#### [WORK TO DO]
Rewrite everything from the start of the records down to the line containing "island: [783, 1085, 798, 1097]", changing each "land-shape" to "landmass" and leaving all else as it is.

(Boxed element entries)
-----

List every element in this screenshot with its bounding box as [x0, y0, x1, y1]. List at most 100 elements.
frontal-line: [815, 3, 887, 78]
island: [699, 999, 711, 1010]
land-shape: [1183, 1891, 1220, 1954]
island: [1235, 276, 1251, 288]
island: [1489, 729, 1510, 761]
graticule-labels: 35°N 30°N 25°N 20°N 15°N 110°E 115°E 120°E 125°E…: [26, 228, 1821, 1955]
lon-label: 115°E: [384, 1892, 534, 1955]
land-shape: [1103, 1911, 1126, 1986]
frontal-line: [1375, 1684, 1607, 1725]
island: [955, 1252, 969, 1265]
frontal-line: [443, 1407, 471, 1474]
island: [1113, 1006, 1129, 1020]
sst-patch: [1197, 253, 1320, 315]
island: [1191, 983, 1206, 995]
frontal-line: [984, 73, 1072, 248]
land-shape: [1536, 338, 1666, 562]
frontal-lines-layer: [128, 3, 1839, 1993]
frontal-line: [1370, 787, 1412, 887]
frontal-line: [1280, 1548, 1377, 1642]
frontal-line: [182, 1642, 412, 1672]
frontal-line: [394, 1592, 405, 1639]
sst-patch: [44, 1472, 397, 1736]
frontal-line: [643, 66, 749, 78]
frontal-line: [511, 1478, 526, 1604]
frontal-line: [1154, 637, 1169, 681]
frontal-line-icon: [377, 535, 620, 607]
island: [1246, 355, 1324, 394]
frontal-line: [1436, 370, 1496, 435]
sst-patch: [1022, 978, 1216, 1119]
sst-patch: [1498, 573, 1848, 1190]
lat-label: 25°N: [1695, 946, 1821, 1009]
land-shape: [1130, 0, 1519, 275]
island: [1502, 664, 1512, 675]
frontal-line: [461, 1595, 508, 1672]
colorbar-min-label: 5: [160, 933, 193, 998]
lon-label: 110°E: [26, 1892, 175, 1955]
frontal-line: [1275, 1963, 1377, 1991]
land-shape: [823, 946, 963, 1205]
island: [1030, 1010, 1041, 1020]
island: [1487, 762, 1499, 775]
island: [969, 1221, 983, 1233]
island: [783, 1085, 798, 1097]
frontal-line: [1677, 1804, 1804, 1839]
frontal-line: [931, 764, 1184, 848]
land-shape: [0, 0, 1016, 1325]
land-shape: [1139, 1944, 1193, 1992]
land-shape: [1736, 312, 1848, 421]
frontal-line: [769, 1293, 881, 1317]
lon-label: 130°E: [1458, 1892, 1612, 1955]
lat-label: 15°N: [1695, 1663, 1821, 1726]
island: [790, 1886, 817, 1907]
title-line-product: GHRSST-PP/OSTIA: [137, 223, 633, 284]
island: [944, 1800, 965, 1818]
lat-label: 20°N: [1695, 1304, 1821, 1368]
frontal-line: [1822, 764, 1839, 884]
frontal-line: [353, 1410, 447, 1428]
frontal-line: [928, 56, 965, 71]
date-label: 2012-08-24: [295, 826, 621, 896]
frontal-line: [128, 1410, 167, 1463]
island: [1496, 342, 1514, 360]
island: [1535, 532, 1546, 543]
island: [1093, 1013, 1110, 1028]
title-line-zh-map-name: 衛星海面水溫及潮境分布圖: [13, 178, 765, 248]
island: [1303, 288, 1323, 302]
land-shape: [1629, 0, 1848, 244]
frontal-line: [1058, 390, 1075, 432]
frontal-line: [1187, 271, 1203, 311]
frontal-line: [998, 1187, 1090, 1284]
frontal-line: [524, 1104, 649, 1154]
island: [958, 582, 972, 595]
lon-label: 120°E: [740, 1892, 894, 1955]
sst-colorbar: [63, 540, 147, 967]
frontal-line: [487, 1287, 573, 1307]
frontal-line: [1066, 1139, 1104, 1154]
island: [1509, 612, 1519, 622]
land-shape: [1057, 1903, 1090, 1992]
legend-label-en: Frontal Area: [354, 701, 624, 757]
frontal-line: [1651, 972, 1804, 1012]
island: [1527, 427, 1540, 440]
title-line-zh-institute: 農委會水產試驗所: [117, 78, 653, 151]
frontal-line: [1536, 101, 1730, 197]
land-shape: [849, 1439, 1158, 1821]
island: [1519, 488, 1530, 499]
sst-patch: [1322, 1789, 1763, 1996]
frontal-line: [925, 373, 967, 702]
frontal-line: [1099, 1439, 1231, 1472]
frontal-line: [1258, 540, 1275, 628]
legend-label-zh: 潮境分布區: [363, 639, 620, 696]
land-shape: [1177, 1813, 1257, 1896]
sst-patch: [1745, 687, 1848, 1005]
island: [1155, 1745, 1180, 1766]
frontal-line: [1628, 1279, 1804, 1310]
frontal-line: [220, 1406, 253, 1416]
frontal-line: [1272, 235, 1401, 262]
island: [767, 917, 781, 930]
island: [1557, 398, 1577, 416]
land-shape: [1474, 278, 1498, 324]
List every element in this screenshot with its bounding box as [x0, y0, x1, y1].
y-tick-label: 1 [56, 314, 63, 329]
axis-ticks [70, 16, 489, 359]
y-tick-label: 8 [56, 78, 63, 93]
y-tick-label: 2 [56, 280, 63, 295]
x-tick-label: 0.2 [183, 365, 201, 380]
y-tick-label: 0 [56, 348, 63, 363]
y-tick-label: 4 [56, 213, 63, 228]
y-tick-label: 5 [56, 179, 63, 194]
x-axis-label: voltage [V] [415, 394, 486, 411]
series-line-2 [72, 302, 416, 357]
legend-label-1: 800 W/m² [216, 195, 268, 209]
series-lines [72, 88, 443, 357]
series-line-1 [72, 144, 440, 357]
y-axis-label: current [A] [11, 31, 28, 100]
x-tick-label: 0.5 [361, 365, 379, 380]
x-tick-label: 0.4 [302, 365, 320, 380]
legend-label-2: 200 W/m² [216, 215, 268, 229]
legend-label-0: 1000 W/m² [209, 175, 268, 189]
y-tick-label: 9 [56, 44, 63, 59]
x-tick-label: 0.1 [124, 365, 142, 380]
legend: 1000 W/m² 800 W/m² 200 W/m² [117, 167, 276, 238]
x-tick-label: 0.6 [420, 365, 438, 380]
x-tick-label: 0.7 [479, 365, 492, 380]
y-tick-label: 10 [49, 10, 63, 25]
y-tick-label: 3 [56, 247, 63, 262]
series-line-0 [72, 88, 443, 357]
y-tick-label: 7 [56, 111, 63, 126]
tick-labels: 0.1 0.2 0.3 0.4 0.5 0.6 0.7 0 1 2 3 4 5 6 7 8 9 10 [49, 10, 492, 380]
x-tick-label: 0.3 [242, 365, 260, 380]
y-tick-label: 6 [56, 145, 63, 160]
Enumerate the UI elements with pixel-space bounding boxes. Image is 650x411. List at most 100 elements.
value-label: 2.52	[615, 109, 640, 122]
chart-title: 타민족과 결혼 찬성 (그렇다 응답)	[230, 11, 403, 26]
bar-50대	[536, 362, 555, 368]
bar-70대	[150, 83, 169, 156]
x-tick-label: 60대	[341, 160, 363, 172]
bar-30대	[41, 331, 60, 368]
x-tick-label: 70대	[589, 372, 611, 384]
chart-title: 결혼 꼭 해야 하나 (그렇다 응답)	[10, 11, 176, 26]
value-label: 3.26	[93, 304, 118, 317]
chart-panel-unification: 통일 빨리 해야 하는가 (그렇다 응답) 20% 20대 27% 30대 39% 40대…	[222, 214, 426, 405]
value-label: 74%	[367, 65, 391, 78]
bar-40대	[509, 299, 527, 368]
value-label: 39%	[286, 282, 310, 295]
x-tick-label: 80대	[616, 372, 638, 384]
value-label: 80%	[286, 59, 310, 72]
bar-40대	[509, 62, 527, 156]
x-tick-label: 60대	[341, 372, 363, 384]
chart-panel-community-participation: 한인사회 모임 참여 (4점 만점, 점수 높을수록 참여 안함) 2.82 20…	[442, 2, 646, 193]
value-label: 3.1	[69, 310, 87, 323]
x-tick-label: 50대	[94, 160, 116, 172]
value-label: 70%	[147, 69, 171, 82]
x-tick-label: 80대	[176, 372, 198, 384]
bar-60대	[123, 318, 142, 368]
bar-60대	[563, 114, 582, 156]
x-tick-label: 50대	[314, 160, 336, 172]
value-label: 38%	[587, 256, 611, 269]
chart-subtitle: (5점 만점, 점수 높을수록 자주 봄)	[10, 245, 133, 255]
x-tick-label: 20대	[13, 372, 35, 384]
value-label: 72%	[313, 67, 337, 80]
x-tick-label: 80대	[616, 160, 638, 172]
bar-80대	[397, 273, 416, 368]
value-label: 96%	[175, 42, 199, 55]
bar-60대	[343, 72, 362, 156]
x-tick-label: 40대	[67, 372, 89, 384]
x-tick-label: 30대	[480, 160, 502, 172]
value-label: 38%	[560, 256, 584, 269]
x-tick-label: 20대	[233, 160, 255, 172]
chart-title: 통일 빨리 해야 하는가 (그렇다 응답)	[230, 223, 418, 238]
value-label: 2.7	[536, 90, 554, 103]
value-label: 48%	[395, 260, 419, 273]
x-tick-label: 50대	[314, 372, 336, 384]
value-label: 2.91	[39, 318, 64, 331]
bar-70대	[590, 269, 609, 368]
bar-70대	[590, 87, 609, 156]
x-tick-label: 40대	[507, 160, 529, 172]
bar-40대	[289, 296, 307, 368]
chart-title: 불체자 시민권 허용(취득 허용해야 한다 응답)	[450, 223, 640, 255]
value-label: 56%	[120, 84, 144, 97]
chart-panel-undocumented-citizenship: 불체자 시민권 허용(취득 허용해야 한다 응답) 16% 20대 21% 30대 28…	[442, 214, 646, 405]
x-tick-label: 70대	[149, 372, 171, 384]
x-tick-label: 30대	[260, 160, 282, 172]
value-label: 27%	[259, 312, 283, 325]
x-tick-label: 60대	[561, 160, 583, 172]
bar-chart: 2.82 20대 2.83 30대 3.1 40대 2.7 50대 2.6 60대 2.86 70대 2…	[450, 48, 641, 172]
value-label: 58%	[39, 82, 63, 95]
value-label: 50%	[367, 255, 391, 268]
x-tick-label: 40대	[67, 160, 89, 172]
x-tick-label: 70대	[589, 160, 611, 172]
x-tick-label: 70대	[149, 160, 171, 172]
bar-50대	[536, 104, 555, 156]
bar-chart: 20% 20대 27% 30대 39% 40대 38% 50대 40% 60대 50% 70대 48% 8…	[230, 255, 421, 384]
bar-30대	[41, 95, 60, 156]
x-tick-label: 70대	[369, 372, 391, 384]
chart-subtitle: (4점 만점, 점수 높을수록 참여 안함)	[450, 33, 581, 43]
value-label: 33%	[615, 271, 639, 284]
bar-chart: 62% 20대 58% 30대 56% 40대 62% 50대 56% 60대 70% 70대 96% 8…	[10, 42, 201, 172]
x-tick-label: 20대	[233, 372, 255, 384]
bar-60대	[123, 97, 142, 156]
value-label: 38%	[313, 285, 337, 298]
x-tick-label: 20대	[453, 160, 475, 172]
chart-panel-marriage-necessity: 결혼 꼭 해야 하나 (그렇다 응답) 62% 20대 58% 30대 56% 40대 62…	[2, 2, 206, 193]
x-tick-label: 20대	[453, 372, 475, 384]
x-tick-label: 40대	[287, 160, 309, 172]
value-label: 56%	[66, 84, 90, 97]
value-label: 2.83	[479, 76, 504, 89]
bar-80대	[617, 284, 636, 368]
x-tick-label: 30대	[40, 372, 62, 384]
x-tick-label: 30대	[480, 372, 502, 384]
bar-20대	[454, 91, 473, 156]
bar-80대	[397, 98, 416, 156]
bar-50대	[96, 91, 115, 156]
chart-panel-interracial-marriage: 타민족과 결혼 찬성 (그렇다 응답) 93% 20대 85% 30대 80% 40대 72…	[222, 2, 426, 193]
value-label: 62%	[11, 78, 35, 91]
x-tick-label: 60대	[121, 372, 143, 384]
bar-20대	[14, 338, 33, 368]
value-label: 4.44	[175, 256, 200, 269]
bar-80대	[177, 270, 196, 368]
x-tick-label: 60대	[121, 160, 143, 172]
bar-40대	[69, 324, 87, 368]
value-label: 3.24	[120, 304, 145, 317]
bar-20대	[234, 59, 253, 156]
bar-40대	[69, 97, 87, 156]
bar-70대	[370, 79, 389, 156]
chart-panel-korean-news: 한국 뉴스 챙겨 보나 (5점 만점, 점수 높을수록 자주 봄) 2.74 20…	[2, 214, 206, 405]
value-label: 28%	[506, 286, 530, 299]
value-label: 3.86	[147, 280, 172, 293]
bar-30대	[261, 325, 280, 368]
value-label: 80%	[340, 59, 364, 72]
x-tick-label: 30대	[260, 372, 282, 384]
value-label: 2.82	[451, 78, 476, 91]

-----

#### [FULL RESPONSE]
List every element in this screenshot with its bounding box as [x0, y0, x1, y1]. List at most 100 elements.
frontal-line: [815, 3, 887, 78]
island: [699, 999, 711, 1010]
landmass: [1183, 1891, 1220, 1954]
island: [1235, 276, 1251, 288]
island: [1489, 729, 1510, 761]
graticule-labels: 35°N 30°N 25°N 20°N 15°N 110°E 115°E 120°E 125°E…: [26, 228, 1821, 1955]
lon-label: 115°E: [384, 1892, 534, 1955]
landmass: [1103, 1911, 1126, 1986]
frontal-line: [1375, 1684, 1607, 1725]
island: [955, 1252, 969, 1265]
frontal-line: [443, 1407, 471, 1474]
island: [1113, 1006, 1129, 1020]
sst-patch: [1197, 253, 1320, 315]
island: [1191, 983, 1206, 995]
frontal-line: [984, 73, 1072, 248]
landmass: [1536, 338, 1666, 562]
frontal-lines-layer: [128, 3, 1839, 1993]
frontal-line: [1370, 787, 1412, 887]
frontal-line: [1280, 1548, 1377, 1642]
frontal-line: [182, 1642, 412, 1672]
frontal-line: [394, 1592, 405, 1639]
sst-patch: [44, 1472, 397, 1736]
frontal-line: [643, 66, 749, 78]
frontal-line: [511, 1478, 526, 1604]
frontal-line: [1154, 637, 1169, 681]
frontal-line-icon: [377, 535, 620, 607]
island: [1246, 355, 1324, 394]
frontal-line: [1436, 370, 1496, 435]
sst-patch: [1022, 978, 1216, 1119]
sst-patch: [1498, 573, 1848, 1190]
lat-label: 25°N: [1695, 946, 1821, 1009]
landmass: [1130, 0, 1519, 275]
island: [1502, 664, 1512, 675]
frontal-line: [461, 1595, 508, 1672]
colorbar-min-label: 5: [160, 933, 193, 998]
lon-label: 110°E: [26, 1892, 175, 1955]
frontal-line: [1275, 1963, 1377, 1991]
landmass: [823, 946, 963, 1205]
island: [1030, 1010, 1041, 1020]
island: [1487, 762, 1499, 775]
island: [969, 1221, 983, 1233]
island: [783, 1085, 798, 1097]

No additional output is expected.